TASK INPUTS
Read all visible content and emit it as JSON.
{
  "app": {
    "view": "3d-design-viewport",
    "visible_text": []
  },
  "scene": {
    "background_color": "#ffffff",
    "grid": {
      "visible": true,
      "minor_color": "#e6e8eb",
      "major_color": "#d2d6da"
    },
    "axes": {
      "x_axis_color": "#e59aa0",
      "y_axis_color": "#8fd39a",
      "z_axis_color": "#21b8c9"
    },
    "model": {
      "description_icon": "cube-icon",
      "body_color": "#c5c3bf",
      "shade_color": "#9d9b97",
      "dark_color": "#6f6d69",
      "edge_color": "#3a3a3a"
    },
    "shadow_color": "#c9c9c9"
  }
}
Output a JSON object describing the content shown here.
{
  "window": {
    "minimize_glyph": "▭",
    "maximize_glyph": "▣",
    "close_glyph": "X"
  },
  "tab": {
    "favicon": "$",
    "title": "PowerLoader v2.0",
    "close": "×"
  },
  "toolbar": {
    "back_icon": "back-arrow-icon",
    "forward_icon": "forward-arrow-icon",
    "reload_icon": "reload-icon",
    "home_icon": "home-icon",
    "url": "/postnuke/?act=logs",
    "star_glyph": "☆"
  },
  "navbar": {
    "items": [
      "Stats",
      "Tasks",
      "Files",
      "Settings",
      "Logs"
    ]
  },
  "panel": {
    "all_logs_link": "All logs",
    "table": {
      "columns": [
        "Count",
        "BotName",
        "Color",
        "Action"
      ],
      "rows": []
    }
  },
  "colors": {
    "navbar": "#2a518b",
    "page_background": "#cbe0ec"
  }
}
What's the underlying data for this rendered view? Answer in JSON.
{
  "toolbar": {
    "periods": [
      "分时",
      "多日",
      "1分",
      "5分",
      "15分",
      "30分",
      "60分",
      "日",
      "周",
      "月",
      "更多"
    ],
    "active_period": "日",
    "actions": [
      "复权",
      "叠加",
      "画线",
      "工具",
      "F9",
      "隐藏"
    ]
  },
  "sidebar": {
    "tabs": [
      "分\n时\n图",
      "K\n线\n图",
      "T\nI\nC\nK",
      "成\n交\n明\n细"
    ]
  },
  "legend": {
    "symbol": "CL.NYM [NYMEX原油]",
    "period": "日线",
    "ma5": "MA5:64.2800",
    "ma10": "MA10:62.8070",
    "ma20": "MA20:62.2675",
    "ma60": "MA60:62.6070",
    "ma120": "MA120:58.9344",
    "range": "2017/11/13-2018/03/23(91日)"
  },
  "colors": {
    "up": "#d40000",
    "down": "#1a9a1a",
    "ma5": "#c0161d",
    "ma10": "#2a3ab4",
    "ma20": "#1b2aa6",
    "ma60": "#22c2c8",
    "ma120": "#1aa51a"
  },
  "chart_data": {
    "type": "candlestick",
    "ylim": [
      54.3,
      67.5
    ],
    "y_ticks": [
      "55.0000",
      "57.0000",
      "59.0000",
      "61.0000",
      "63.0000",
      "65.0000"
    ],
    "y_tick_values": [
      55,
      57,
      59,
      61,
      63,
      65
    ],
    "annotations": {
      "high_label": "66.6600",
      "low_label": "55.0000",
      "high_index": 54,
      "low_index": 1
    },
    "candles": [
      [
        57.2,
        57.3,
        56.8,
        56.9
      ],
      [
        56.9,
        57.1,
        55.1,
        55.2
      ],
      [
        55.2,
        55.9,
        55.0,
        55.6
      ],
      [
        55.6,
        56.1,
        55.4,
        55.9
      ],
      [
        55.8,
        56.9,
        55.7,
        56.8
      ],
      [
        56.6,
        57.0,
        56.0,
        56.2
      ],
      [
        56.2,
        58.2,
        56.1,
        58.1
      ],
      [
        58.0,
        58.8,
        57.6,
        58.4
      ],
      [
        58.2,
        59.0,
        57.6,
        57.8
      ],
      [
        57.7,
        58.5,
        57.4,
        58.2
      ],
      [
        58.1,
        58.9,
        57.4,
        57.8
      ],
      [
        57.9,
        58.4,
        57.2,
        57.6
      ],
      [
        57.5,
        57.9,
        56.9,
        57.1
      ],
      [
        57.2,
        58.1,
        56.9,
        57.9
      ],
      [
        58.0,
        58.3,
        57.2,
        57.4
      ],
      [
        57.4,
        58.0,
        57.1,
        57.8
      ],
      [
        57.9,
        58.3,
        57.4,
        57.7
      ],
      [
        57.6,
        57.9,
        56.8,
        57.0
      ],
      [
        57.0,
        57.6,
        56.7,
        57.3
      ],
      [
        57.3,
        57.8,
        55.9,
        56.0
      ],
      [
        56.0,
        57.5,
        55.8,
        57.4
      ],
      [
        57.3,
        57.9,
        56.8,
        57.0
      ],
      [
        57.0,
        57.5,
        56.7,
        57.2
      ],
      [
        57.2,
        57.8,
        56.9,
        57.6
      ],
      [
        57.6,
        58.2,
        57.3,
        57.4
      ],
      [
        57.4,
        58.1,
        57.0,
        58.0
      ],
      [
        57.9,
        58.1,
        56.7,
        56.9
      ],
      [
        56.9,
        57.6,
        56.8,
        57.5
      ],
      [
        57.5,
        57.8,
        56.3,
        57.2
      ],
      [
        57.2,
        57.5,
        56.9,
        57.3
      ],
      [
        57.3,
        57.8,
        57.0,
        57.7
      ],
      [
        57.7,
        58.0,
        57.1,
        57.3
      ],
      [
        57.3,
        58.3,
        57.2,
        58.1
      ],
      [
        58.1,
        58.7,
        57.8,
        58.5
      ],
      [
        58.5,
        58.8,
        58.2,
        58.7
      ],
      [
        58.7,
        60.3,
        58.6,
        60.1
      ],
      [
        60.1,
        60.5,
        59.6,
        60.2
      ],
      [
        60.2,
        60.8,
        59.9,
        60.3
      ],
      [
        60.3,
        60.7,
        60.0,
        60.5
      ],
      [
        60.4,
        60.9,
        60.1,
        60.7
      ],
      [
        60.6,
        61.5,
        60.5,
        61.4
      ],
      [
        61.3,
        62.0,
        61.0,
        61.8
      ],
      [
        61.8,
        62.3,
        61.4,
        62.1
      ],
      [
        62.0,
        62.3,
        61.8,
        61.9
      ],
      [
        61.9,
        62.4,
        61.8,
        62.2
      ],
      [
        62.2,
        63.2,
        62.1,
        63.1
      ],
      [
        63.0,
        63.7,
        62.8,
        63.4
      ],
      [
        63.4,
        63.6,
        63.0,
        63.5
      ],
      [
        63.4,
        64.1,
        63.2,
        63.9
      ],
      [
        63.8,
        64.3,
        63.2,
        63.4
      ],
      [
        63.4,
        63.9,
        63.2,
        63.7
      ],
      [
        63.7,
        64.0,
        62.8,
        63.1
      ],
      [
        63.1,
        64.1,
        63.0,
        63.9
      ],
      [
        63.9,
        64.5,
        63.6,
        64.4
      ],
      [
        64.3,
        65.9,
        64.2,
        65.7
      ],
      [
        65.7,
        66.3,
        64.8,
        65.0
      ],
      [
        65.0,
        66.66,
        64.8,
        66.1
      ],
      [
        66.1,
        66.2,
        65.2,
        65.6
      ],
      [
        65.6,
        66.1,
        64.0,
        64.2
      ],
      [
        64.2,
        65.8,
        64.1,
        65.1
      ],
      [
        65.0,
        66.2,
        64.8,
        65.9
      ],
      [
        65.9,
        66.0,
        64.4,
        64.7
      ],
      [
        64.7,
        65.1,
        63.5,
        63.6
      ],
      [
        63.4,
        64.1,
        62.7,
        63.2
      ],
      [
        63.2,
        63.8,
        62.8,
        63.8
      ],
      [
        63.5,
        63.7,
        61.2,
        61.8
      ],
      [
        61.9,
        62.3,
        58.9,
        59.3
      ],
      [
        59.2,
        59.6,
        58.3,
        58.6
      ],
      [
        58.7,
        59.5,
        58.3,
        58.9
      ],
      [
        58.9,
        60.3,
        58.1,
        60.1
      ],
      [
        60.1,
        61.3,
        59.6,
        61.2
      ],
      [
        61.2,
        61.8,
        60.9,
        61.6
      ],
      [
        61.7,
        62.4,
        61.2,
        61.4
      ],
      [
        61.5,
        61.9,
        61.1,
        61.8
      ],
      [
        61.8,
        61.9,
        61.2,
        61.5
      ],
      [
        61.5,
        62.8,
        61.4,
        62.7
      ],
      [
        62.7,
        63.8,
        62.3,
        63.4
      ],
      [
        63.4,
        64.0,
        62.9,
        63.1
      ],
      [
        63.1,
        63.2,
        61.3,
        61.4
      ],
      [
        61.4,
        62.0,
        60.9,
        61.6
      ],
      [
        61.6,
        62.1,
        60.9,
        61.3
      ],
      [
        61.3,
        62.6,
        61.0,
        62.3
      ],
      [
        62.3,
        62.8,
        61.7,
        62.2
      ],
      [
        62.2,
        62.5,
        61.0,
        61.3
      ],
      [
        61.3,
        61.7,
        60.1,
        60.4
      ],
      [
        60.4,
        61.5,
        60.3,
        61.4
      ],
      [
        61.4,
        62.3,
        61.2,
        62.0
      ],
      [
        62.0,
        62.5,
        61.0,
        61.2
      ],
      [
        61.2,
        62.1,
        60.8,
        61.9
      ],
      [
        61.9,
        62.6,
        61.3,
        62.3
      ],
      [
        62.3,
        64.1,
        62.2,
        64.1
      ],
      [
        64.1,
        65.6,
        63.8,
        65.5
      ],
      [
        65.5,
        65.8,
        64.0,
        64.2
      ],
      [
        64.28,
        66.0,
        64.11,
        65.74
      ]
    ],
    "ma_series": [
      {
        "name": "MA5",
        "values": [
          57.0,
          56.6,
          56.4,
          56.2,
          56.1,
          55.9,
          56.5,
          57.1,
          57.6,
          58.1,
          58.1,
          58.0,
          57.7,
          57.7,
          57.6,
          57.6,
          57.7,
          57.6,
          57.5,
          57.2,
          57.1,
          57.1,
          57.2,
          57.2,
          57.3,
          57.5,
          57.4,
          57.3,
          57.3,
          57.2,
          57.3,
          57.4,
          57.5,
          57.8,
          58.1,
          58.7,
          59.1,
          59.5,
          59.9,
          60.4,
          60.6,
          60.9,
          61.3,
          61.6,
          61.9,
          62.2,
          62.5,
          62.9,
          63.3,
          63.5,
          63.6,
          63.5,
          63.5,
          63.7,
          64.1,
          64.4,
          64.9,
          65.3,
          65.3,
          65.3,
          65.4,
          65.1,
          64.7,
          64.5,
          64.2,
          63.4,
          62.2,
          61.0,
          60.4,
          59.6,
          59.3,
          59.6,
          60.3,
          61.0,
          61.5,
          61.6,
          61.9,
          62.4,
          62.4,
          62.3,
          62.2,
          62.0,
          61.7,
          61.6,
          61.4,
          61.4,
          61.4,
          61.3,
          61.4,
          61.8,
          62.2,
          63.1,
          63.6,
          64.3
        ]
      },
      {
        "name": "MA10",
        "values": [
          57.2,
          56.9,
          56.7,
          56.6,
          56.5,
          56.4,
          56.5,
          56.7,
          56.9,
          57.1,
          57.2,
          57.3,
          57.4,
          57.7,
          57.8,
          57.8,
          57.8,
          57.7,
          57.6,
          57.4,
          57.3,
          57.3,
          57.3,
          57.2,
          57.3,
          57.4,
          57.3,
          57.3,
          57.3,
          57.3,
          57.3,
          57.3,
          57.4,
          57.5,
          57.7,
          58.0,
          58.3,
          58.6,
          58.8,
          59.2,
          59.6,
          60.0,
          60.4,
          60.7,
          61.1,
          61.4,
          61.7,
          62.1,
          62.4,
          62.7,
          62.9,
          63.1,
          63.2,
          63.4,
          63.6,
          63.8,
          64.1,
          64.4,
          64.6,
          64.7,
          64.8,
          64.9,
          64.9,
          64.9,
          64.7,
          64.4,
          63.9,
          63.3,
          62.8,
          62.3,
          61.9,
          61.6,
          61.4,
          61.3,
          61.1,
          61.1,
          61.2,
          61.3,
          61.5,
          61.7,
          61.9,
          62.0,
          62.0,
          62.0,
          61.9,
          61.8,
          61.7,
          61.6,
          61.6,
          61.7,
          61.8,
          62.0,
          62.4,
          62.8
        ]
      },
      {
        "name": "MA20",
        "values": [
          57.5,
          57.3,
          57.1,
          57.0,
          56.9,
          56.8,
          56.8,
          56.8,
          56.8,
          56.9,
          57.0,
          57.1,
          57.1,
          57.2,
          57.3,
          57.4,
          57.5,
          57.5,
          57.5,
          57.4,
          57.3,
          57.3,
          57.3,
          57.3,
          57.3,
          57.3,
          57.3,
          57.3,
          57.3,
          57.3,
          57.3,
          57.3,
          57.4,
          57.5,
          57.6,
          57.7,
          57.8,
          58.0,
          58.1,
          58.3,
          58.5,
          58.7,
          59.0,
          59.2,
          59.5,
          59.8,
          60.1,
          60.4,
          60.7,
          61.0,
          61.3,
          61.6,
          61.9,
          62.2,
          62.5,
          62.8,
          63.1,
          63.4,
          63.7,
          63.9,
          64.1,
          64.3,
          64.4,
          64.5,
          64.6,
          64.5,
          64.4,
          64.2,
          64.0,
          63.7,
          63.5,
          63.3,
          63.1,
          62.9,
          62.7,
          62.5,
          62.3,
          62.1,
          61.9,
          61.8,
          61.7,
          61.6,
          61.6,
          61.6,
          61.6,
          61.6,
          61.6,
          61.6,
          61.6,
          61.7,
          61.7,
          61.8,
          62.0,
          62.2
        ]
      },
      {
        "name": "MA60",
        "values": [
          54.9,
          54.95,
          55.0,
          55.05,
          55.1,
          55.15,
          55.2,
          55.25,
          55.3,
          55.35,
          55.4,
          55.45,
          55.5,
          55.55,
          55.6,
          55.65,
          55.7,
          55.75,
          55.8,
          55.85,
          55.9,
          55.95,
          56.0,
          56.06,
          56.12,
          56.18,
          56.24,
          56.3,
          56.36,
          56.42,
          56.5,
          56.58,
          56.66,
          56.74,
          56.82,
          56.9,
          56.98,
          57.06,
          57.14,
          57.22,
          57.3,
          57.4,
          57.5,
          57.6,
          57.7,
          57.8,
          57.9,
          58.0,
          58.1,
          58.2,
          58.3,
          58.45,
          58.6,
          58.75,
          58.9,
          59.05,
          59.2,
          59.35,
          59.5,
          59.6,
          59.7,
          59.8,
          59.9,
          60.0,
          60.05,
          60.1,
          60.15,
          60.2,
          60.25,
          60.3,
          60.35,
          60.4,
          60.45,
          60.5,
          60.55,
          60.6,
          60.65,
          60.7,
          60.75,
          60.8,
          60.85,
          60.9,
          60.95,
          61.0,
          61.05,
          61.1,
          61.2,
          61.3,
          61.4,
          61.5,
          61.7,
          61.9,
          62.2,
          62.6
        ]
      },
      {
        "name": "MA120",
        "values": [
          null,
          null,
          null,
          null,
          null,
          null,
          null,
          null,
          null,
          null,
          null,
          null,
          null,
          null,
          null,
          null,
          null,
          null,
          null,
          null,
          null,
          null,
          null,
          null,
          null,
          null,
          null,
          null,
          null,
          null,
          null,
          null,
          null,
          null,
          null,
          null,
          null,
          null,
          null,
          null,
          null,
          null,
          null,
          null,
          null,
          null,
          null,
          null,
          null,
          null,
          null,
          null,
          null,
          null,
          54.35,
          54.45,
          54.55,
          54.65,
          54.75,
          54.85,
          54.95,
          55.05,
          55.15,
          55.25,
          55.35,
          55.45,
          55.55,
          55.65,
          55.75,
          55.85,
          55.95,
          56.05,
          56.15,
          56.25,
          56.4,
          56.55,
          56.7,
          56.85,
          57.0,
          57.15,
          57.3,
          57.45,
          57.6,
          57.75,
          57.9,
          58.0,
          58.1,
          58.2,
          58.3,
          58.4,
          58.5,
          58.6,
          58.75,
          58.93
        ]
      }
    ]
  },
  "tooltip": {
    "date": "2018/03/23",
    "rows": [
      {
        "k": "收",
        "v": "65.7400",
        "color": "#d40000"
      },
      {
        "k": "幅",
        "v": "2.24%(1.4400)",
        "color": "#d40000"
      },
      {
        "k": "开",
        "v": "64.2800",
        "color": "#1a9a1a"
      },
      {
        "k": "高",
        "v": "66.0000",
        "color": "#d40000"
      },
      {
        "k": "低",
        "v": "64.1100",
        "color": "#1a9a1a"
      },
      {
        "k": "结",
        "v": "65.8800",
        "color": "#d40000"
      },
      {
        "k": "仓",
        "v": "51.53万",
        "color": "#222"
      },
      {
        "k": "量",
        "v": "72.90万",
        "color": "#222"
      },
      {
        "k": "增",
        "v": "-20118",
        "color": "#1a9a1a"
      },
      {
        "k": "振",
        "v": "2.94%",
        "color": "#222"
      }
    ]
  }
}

REQUIRED WORK
Show every line above in which the word "view" occurs.

SOLUTION TO THIS TASK
    "view": "3d-design-viewport",
What's the underlying data for this rendered view? Answer in JSON.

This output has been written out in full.